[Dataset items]
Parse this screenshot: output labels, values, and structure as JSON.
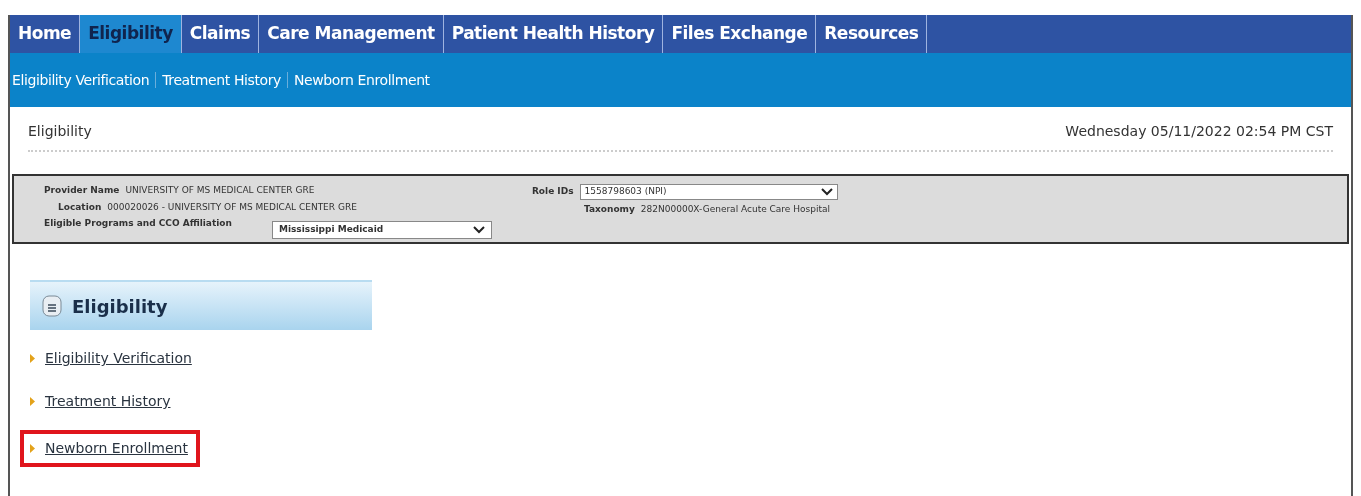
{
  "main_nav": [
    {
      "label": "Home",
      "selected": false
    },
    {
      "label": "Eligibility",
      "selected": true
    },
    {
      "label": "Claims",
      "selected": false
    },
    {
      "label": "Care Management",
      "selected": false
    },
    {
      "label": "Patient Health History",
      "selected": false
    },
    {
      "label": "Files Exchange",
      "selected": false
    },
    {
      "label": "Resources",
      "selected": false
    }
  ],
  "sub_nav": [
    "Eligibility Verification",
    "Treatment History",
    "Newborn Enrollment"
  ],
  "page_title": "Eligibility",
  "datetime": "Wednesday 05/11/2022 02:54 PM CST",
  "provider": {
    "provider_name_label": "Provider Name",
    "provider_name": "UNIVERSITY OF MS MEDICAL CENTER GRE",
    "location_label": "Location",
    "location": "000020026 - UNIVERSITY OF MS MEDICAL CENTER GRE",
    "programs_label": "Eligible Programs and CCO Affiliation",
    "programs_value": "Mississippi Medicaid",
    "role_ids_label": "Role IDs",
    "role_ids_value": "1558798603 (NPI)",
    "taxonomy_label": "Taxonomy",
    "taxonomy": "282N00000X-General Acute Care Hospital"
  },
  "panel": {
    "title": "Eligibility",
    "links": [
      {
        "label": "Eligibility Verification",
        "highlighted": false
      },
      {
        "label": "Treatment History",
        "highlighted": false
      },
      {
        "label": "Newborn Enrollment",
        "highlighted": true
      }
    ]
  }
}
--
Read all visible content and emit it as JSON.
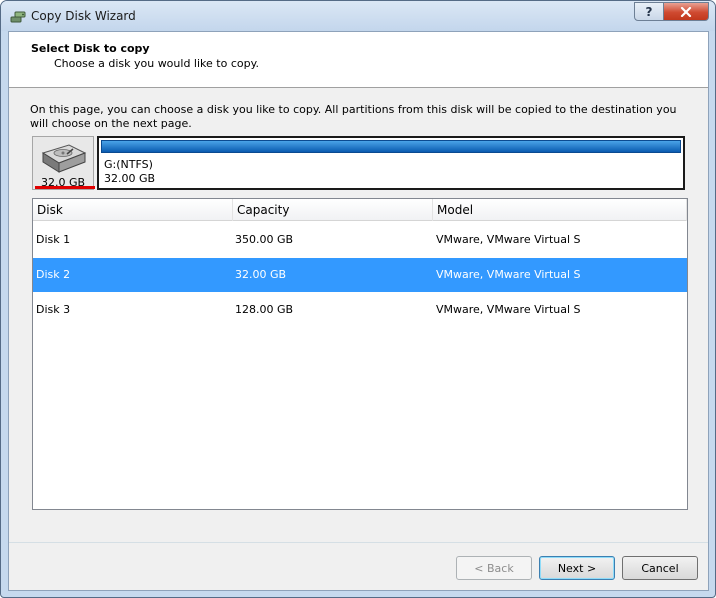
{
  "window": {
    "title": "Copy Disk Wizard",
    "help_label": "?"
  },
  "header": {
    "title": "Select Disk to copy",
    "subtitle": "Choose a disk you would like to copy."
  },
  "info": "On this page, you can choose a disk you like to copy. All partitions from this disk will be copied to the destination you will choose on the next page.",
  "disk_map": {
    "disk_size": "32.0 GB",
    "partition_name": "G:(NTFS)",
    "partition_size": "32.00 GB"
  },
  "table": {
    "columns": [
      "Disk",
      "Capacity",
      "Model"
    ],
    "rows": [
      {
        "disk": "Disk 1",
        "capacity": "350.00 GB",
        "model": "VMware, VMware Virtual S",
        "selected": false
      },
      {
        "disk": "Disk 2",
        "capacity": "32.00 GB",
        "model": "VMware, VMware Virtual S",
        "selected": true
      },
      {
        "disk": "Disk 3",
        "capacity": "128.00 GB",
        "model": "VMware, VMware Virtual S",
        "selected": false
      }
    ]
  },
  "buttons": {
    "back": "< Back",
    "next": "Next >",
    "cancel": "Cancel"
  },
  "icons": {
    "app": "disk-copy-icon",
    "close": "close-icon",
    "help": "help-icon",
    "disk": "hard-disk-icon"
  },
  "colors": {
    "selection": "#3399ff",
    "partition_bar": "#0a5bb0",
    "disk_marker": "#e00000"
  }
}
* * *
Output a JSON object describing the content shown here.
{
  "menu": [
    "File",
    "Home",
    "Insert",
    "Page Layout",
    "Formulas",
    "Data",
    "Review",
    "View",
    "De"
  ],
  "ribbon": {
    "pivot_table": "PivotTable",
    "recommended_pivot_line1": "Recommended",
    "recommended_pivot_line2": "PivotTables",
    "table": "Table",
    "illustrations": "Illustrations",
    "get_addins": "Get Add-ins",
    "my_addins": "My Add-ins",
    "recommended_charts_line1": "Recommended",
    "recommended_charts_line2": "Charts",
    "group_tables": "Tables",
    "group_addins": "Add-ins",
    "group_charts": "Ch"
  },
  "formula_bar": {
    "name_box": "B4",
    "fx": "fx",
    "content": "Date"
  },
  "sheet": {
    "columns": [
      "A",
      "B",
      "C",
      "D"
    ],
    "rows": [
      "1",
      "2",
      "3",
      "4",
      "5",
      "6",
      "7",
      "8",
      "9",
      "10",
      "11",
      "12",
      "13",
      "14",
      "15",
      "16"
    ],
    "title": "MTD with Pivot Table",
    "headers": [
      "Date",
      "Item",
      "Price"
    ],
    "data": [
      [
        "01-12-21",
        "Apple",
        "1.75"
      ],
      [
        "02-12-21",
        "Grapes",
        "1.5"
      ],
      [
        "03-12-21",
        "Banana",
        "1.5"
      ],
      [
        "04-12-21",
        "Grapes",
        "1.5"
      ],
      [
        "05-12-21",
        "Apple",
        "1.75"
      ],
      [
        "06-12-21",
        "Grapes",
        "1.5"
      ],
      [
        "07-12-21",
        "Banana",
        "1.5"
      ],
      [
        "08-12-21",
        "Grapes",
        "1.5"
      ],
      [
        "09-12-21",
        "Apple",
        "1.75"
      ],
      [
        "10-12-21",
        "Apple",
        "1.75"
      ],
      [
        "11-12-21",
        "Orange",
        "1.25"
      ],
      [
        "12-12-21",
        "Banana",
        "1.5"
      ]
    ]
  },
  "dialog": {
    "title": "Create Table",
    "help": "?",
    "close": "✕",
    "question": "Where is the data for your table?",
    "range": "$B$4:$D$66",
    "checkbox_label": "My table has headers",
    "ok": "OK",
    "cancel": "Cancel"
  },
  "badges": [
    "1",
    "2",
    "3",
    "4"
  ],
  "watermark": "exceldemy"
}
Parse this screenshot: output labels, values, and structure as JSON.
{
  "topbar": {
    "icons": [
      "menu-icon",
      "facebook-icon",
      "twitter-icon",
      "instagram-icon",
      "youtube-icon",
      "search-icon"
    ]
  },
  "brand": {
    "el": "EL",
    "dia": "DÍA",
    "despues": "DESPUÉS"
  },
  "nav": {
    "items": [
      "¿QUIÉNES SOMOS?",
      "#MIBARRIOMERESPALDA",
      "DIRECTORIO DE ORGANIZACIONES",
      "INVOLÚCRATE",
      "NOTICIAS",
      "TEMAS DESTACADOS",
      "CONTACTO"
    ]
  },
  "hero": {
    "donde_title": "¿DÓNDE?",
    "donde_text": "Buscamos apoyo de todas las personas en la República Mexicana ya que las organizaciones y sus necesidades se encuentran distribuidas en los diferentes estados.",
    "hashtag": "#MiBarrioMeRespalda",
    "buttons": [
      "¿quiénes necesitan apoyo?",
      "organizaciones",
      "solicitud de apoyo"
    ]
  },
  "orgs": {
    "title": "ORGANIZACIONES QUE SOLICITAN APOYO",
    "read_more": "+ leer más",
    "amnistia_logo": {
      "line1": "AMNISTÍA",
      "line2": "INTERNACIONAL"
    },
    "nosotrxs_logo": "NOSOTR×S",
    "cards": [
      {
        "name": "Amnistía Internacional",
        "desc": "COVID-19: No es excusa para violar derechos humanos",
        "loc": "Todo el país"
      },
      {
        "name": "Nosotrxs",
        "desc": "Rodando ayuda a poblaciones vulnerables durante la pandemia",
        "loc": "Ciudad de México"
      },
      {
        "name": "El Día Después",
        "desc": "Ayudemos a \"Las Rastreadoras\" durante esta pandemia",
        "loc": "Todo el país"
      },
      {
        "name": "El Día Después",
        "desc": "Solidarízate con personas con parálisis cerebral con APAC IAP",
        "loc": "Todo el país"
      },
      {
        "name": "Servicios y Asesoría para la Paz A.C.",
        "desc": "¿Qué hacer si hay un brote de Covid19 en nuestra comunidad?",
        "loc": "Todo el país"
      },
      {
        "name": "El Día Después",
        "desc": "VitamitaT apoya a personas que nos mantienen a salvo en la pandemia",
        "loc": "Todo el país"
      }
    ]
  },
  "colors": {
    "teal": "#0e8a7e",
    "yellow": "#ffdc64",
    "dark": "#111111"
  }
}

**TASK PROMPT**
Where a line holds "content", copy it out.

**COMPLETED TASK**
Read all visible content and emit it as JSON.
Output a JSON object describing the content shown here.
    "content": "Date"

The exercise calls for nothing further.